**SHORT EXERCISE:**
Output the material beneath this task exactly, images excluded.

## Start

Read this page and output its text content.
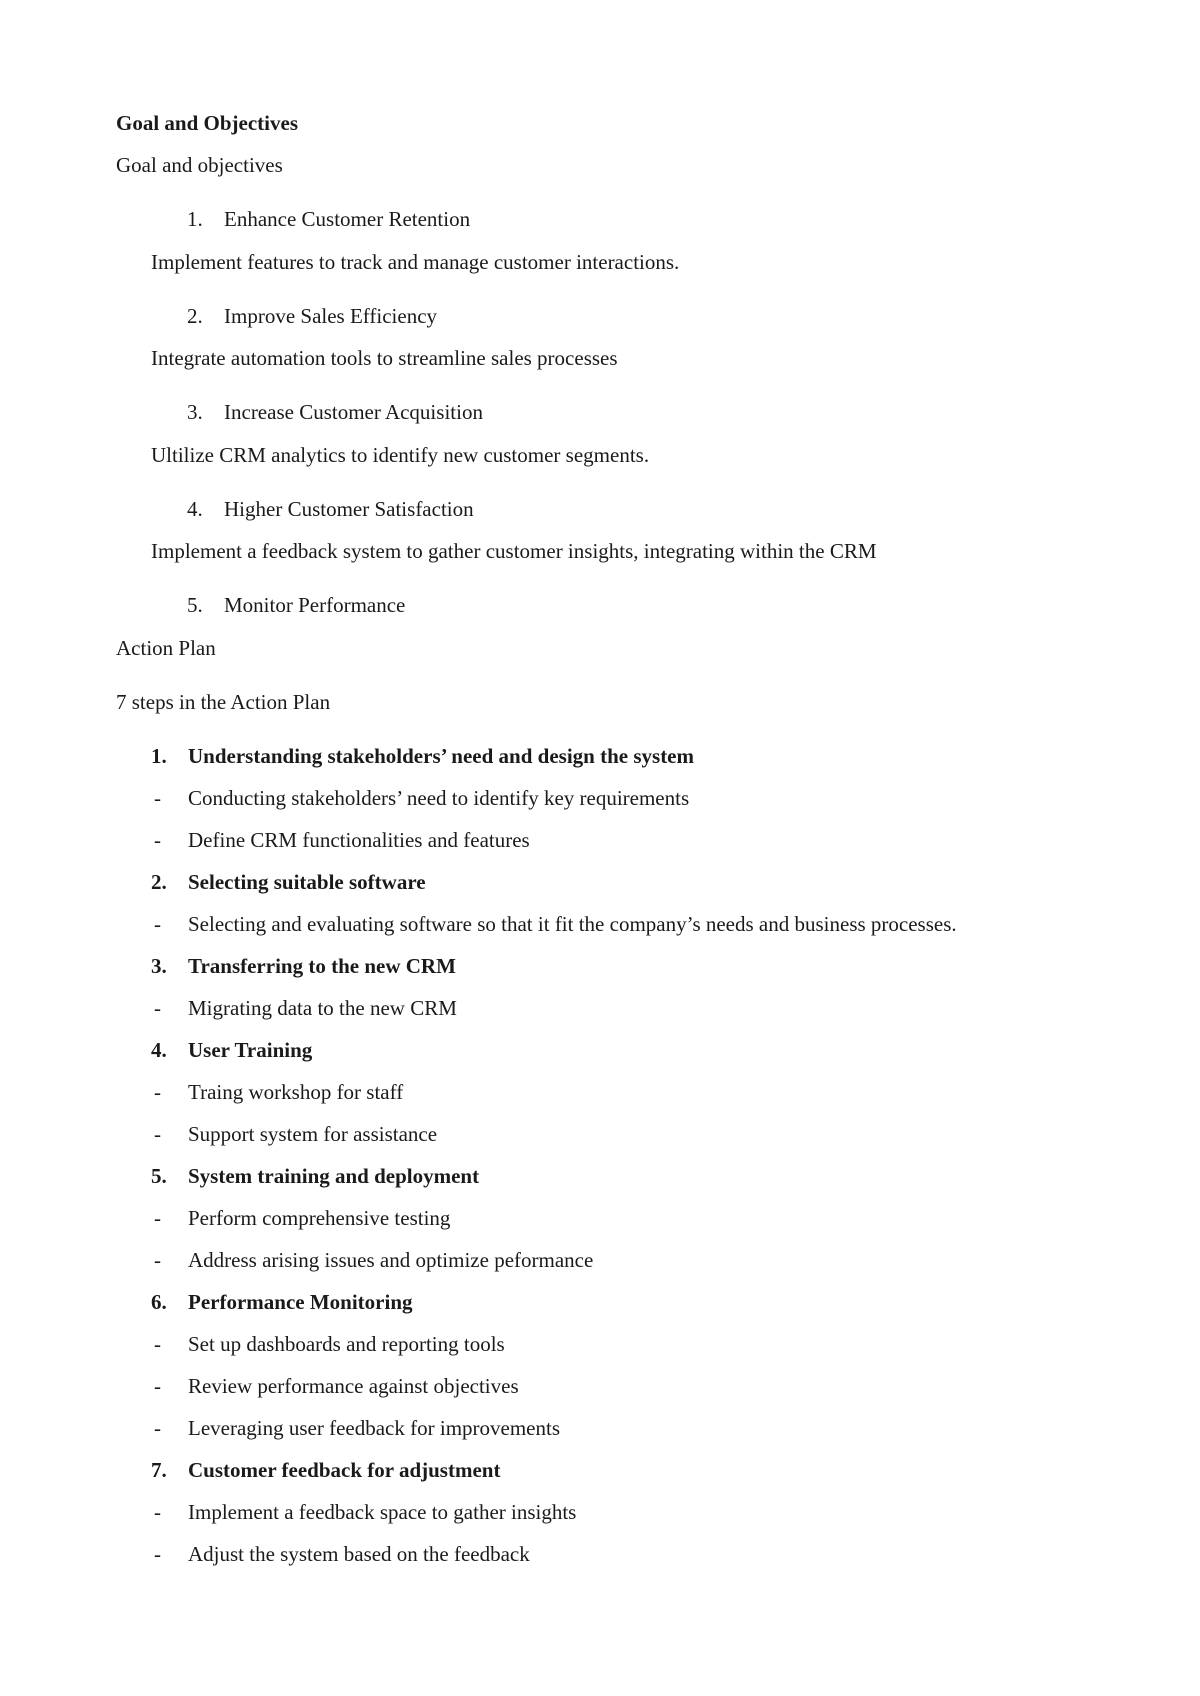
Goal and Objectives
Goal and objectives
1. Enhance Customer Retention
Implement features to track and manage customer interactions.
2. Improve Sales Efficiency
Integrate automation tools to streamline sales processes
3. Increase Customer Acquisition
Ultilize CRM analytics to identify new customer segments.
4. Higher Customer Satisfaction
Implement a feedback system to gather customer insights, integrating within the CRM
5. Monitor Performance
Action Plan
7 steps in the Action Plan
1. Understanding stakeholders’ need and design the system
- Conducting stakeholders’ need to identify key requirements
- Define CRM functionalities and features
2. Selecting suitable software
- Selecting and evaluating software so that it fit the company’s needs and business processes.
3. Transferring to the new CRM
- Migrating data to the new CRM
4. User Training
- Traing workshop for staff
- Support system for assistance
5. System training and deployment
- Perform comprehensive testing
- Address arising issues and optimize peformance
6. Performance Monitoring
- Set up dashboards and reporting tools
- Review performance against objectives
- Leveraging user feedback for improvements
7. Customer feedback for adjustment
- Implement a feedback space to gather insights
- Adjust the system based on the feedback
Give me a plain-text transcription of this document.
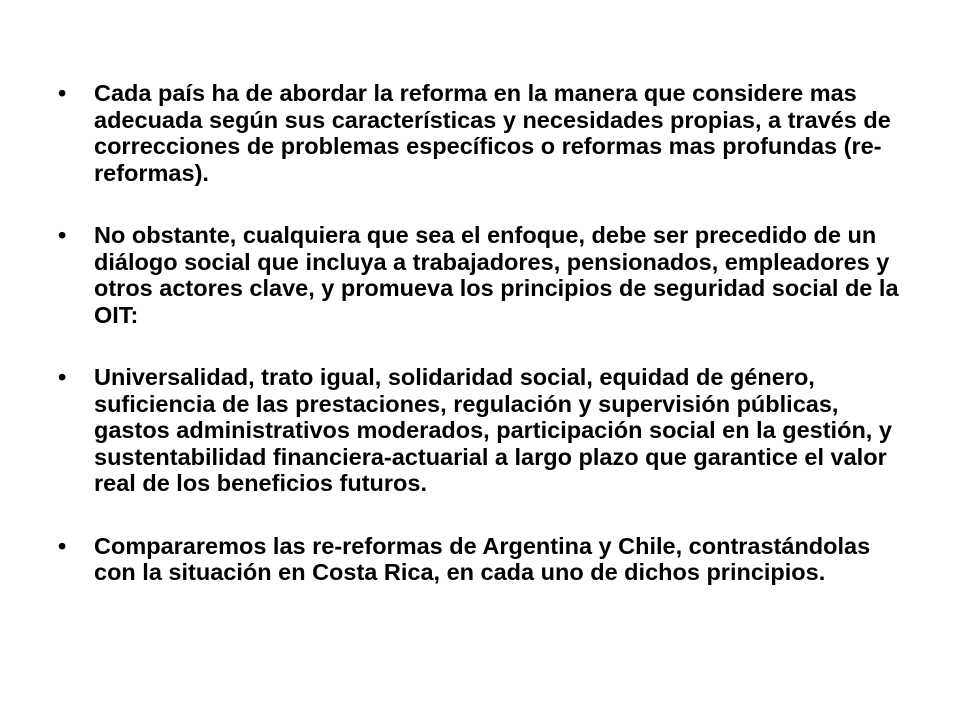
•	Cada país ha de abordar la reforma en la manera que considere mas adecuada según sus características y necesidades propias, a través de correcciones de problemas específicos o reformas mas profundas (re-reformas).
•	No obstante, cualquiera que sea el enfoque, debe ser precedido de un diálogo social que incluya a trabajadores, pensionados, empleadores y otros actores clave, y promueva los principios de seguridad social de la OIT:
•	Universalidad, trato igual, solidaridad social, equidad de género, suficiencia de las prestaciones, regulación y supervisión públicas, gastos administrativos moderados, participación social en la gestión, y sustentabilidad financiera-actuarial a largo plazo que garantice el valor real de los beneficios futuros.
•	Compararemos las re-reformas de Argentina y Chile, contrastándolas con la situación en Costa Rica, en cada uno de dichos principios.
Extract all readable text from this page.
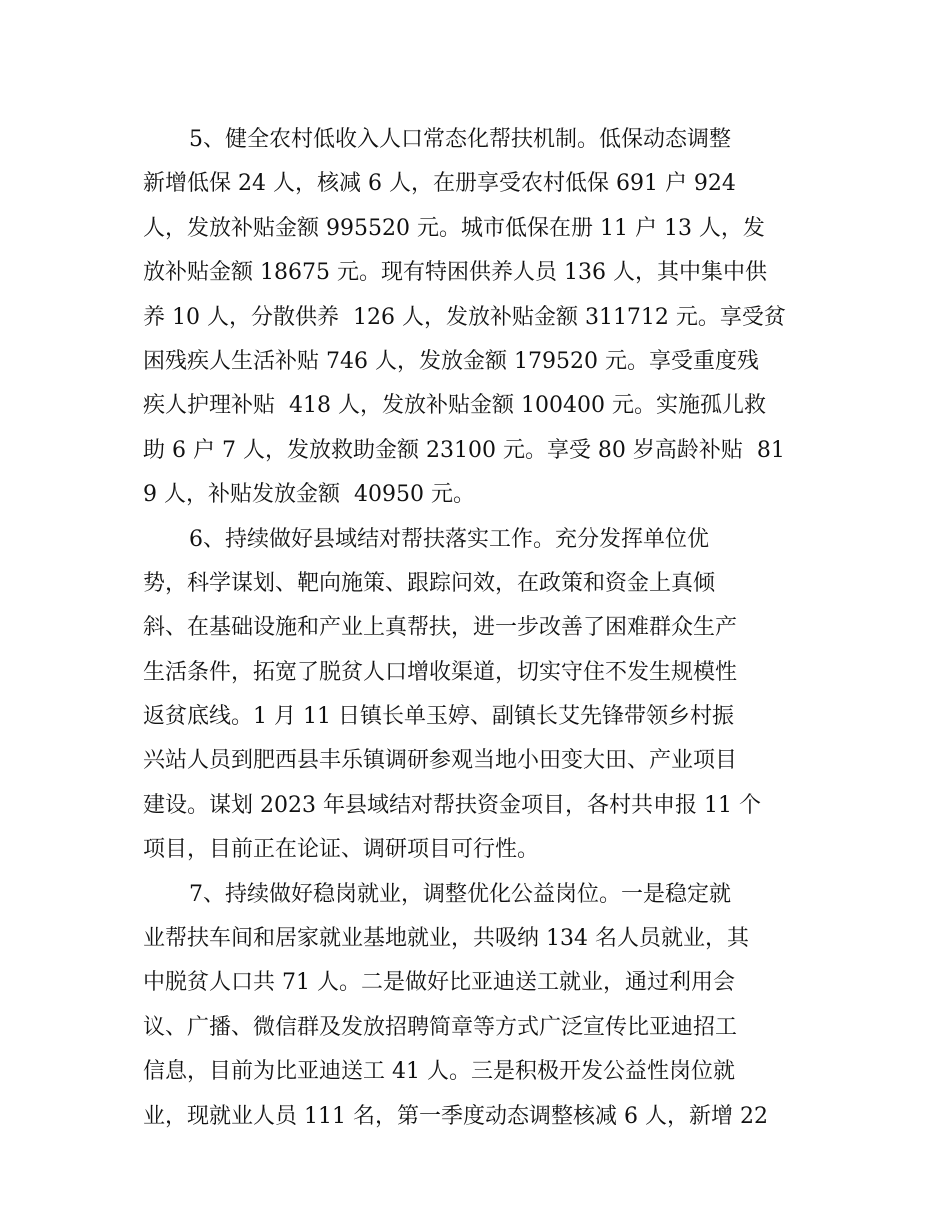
5、健全农村低收入人口常态化帮扶机制。低保动态调整
新增低保 24 人，核减 6 人，在册享受农村低保 691 户 924
人，发放补贴金额 995520 元。城市低保在册 11 户 13 人，发
放补贴金额 18675 元。现有特困供养人员 136 人，其中集中供
养 10 人，分散供养  126 人，发放补贴金额 311712 元。享受贫
困残疾人生活补贴 746 人，发放金额 179520 元。享受重度残
疾人护理补贴  418 人，发放补贴金额 100400 元。实施孤儿救
助 6 户 7 人，发放救助金额 23100 元。享受 80 岁高龄补贴  81
9 人，补贴发放金额  40950 元。
6、持续做好县域结对帮扶落实工作。充分发挥单位优
势，科学谋划、靶向施策、跟踪问效，在政策和资金上真倾
斜、在基础设施和产业上真帮扶，进一步改善了困难群众生产
生活条件，拓宽了脱贫人口增收渠道，切实守住不发生规模性
返贫底线。1 月 11 日镇长单玉婷、副镇长艾先锋带领乡村振
兴站人员到肥西县丰乐镇调研参观当地小田变大田、产业项目
建设。谋划 2023 年县域结对帮扶资金项目，各村共申报 11 个
项目，目前正在论证、调研项目可行性。
7、持续做好稳岗就业，调整优化公益岗位。一是稳定就
业帮扶车间和居家就业基地就业，共吸纳 134 名人员就业，其
中脱贫人口共 71 人。二是做好比亚迪送工就业，通过利用会
议、广播、微信群及发放招聘简章等方式广泛宣传比亚迪招工
信息，目前为比亚迪送工 41 人。三是积极开发公益性岗位就
业，现就业人员 111 名，第一季度动态调整核减 6 人，新增 22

## End

**RESPONSE TO THE TASK:**
Read this page and output its text content.
Goal and Objectives
Goal and objectives
1. Enhance Customer Retention
Implement features to track and manage customer interactions.
2. Improve Sales Efficiency
Integrate automation tools to streamline sales processes
3. Increase Customer Acquisition
Ultilize CRM analytics to identify new customer segments.
4. Higher Customer Satisfaction
Implement a feedback system to gather customer insights, integrating within the CRM
5. Monitor Performance
Action Plan
7 steps in the Action Plan
1. Understanding stakeholders’ need and design the system
- Conducting stakeholders’ need to identify key requirements
- Define CRM functionalities and features
2. Selecting suitable software
- Selecting and evaluating software so that it fit the company’s needs and business processes.
3. Transferring to the new CRM
- Migrating data to the new CRM
4. User Training
- Traing workshop for staff
- Support system for assistance
5. System training and deployment
- Perform comprehensive testing
- Address arising issues and optimize peformance
6. Performance Monitoring
- Set up dashboards and reporting tools
- Review performance against objectives
- Leveraging user feedback for improvements
7. Customer feedback for adjustment
- Implement a feedback space to gather insights
- Adjust the system based on the feedback
Give me a plain-text transcription of this document.
•	Cada país ha de abordar la reforma en la manera que considere mas adecuada según sus características y necesidades propias, a través de correcciones de problemas específicos o reformas mas profundas (re-reformas).
•	No obstante, cualquiera que sea el enfoque, debe ser precedido de un diálogo social que incluya a trabajadores, pensionados, empleadores y otros actores clave, y promueva los principios de seguridad social de la OIT:
•	Universalidad, trato igual, solidaridad social, equidad de género, suficiencia de las prestaciones, regulación y supervisión públicas, gastos administrativos moderados, participación social en la gestión, y sustentabilidad financiera-actuarial a largo plazo que garantice el valor real de los beneficios futuros.
•	Compararemos las re-reformas de Argentina y Chile, contrastándolas con la situación en Costa Rica, en cada uno de dichos principios.
Extract all readable text from this page.
5、健全农村低收入人口常态化帮扶机制。低保动态调整
新增低保 24 人，核减 6 人，在册享受农村低保 691 户 924
人，发放补贴金额 995520 元。城市低保在册 11 户 13 人，发
放补贴金额 18675 元。现有特困供养人员 136 人，其中集中供
养 10 人，分散供养  126 人，发放补贴金额 311712 元。享受贫
困残疾人生活补贴 746 人，发放金额 179520 元。享受重度残
疾人护理补贴  418 人，发放补贴金额 100400 元。实施孤儿救
助 6 户 7 人，发放救助金额 23100 元。享受 80 岁高龄补贴  81
9 人，补贴发放金额  40950 元。
6、持续做好县域结对帮扶落实工作。充分发挥单位优
势，科学谋划、靶向施策、跟踪问效，在政策和资金上真倾
斜、在基础设施和产业上真帮扶，进一步改善了困难群众生产
生活条件，拓宽了脱贫人口增收渠道，切实守住不发生规模性
返贫底线。1 月 11 日镇长单玉婷、副镇长艾先锋带领乡村振
兴站人员到肥西县丰乐镇调研参观当地小田变大田、产业项目
建设。谋划 2023 年县域结对帮扶资金项目，各村共申报 11 个
项目，目前正在论证、调研项目可行性。
7、持续做好稳岗就业，调整优化公益岗位。一是稳定就
业帮扶车间和居家就业基地就业，共吸纳 134 名人员就业，其
中脱贫人口共 71 人。二是做好比亚迪送工就业，通过利用会
议、广播、微信群及发放招聘简章等方式广泛宣传比亚迪招工
信息，目前为比亚迪送工 41 人。三是积极开发公益性岗位就
业，现就业人员 111 名，第一季度动态调整核减 6 人，新增 22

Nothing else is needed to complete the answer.